▶ **Task input**:
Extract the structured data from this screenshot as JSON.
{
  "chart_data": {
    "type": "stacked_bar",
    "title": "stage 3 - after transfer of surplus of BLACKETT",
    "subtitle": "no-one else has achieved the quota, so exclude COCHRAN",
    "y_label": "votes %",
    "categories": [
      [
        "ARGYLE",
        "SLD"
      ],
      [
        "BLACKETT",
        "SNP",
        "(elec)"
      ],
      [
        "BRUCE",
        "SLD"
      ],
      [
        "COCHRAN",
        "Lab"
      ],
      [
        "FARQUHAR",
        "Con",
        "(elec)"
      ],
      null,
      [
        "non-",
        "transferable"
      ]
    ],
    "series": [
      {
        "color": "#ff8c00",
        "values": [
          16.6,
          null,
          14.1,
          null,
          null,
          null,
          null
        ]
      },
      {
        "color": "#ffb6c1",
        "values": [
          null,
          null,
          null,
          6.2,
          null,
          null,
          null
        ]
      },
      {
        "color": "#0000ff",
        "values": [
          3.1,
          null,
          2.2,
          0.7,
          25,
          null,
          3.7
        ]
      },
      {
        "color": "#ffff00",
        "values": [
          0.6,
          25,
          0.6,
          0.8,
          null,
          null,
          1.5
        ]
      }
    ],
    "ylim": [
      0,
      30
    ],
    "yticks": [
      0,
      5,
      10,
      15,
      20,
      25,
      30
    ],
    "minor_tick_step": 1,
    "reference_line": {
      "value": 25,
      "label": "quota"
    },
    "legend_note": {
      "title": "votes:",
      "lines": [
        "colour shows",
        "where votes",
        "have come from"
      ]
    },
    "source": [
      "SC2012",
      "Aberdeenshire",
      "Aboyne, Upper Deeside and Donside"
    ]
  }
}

▶ **Task instructions**: Track down all lines above with the string "votes" and copy them.

▶ **Solution for this task**:
    "y_label": "votes %",
      "title": "votes:",
        "where votes",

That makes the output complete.